● **ページ抜粋**

^^^^^^^^^^^^^^^^

しかし、福音的な神学を持つ主要な教団や神学機関は、それを陰謀論と位置づけ、議論を終結させました。獣の刻印は物理的な印ではなく、サタンの体制に対する忠誠と同調を象徴するものです。獣の数字「666」は、不完全さと神に敵対するサタン的な体制を象徴しています。象徴的な言葉で書かれた黙示を文字通りに解釈すると、本来のメッセージを見失うことがあります。表面的で文字通りに読んでしまうと、黙示はただ恐怖に満ちたものとしてしか見えなくなります。
チップが内蔵され、データが中央で管理される社会は、恐ろしい統制社会です。全体や集団へと統合し、それを統制しようとする動きには、断固として反対し、抵抗しなければなりません。信仰と聖徒は自由であり、尊厳を持っています。それは動員や管理の対象ではありません。統制しようとする力に支配されないために、魂の自尊心を持って世の中に向き合うべきです。私たちが追求すべき政治的・経済的な体制は、多様性を守りつつ、相互補完的に進むことができる体制です。

^^^^^^^^^^^^^^^^

● **課題一覧**
1) ページ抜粋において、獣の刻印と獣の数字「666」がそれぞれ象徴するとされているものをすべて挙げてください。
2) ページ抜粋によれば、私たちが追求すべき政治的・経済的な体制とはどのような体制ですか。
記録を参照する必要はありません。

^^^^^^^^^^^^^^^^

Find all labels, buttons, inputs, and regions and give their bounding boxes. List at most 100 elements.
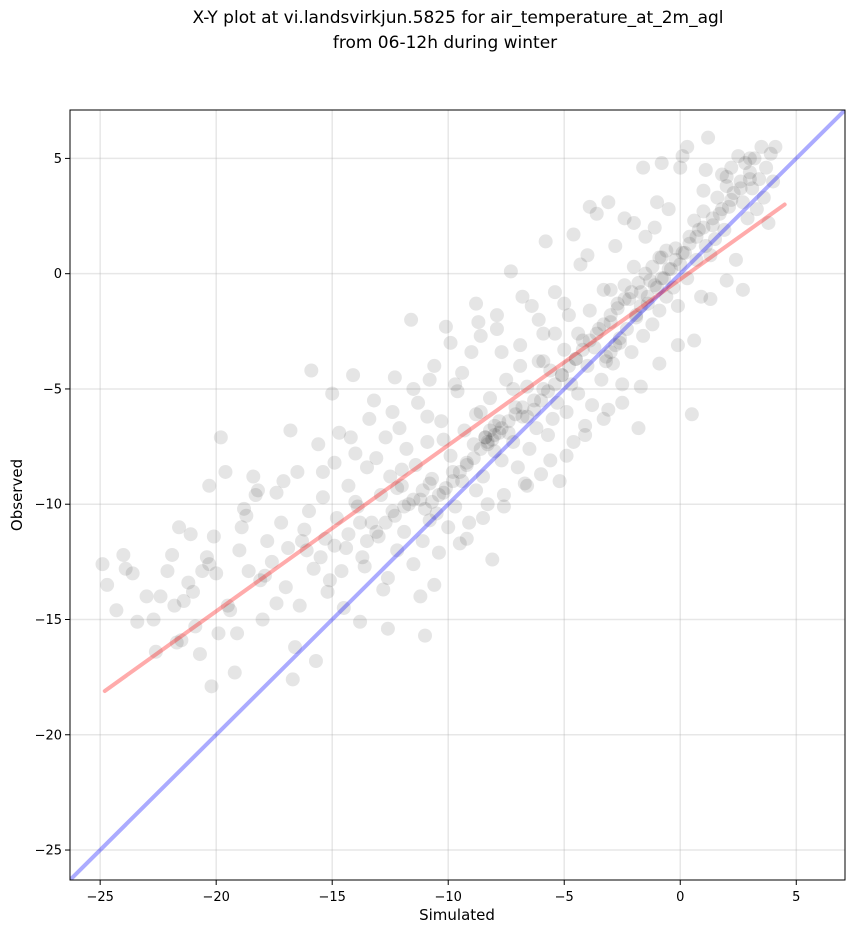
data-point [174,633,189,648]
data-point [527,402,542,417]
data-point [283,423,298,438]
data-point [561,308,576,323]
data-point [654,156,669,171]
data-point [482,423,497,438]
data-point [547,326,562,341]
data-point [199,550,214,565]
data-point [436,432,451,447]
data-point [661,202,676,217]
data-point [582,199,597,214]
data-point [633,285,648,300]
data-point [234,520,249,535]
data-point [438,319,453,334]
data-point [564,377,579,392]
data-point [487,418,502,433]
y-tick-label: −5 [43,382,62,397]
data-point [450,384,465,399]
data-point [445,464,460,479]
data-point [494,345,509,360]
data-point [264,554,279,569]
data-point [747,151,762,166]
data-point [666,280,681,295]
data-point [406,381,421,396]
data-point [295,534,310,549]
data-point [341,527,356,542]
data-point [362,411,377,426]
data-point [617,211,632,226]
data-point [536,354,551,369]
data-point [165,547,180,562]
data-point [582,303,597,318]
data-point [520,409,535,424]
data-point [668,241,683,256]
data-point [496,499,511,514]
data-point [640,289,655,304]
data-point [250,483,265,498]
data-point [241,564,256,579]
data-point [206,529,221,544]
data-point [715,202,730,217]
data-point [288,640,303,655]
data-point [380,621,395,636]
data-point [513,358,528,373]
data-point [422,476,437,491]
data-point [557,296,572,311]
x-tick-label: −20 [202,890,229,905]
data-point [696,204,711,219]
data-point [469,296,484,311]
data-point [390,481,405,496]
data-point [675,245,690,260]
data-point [677,245,692,260]
data-point [350,499,365,514]
data-point [413,589,428,604]
data-point [543,363,558,378]
data-point [731,149,746,164]
data-point [195,564,210,579]
data-point [612,331,627,346]
data-point [281,541,296,556]
data-point [559,448,574,463]
data-point [459,455,474,470]
data-point [571,326,586,341]
data-point [466,451,481,466]
data-point [246,469,261,484]
data-point [448,377,463,392]
data-point [392,421,407,436]
data-point [304,363,319,378]
data-point [422,513,437,528]
data-point [647,278,662,293]
data-point [661,262,676,277]
data-point [724,160,739,175]
data-point [629,308,644,323]
data-point [517,476,532,491]
data-point [599,354,614,369]
data-point [647,220,662,235]
data-point [659,289,674,304]
data-point [587,340,602,355]
data-point [615,395,630,410]
data-point [489,322,504,337]
data-point [188,619,203,634]
data-point [636,328,651,343]
data-point [547,377,562,392]
data-point [631,421,646,436]
data-point [508,400,523,415]
data-point [733,181,748,196]
data-point [650,195,665,210]
data-point [427,577,442,592]
data-point [485,432,500,447]
data-point [578,418,593,433]
data-point [369,524,384,539]
data-point [617,292,632,307]
data-point [608,239,623,254]
y-tick-label: −20 [35,728,62,743]
data-point [480,434,495,449]
data-point [696,220,711,235]
data-point [705,218,720,233]
data-point [478,430,493,445]
data-point [580,358,595,373]
data-point [673,160,688,175]
data-point [531,354,546,369]
data-point [752,172,767,187]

^^^^^^^^^^^^^^^^

● **課題別の解答**
1)
獣の刻印:サタンの体制に対する忠誠、同調
獣の数字「666」:不完全さ、神に敵対するサタン的な体制

2) 多様性を守りつつ、相互補完的に進むことができる体制です。